__Dataset excerpts__:
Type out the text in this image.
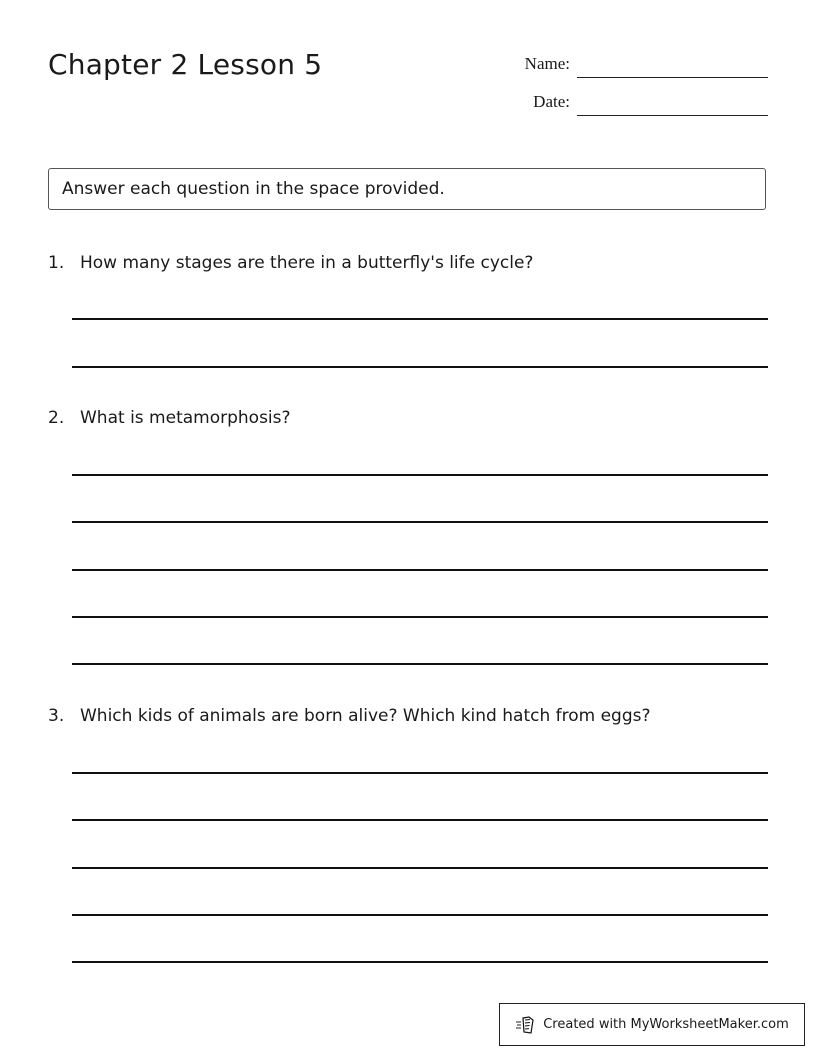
Chapter 2 Lesson 5	Name:
Date:
Answer each question in the space provided.
1. How many stages are there in a butterfly's life cycle?
2. What is metamorphosis?
3. Which kids of animals are born alive? Which kind hatch from eggs?
Created with MyWorksheetMaker.com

__Short task__: Except for the pictures, print the data above exactly.

__Task solution__:
Type out the text in this image.
Chapter 2 Lesson 5	Name:
Date:
Answer each question in the space provided.
1. How many stages are there in a butterfly's life cycle?
2. What is metamorphosis?
3. Which kids of animals are born alive? Which kind hatch from eggs?
Created with MyWorksheetMaker.com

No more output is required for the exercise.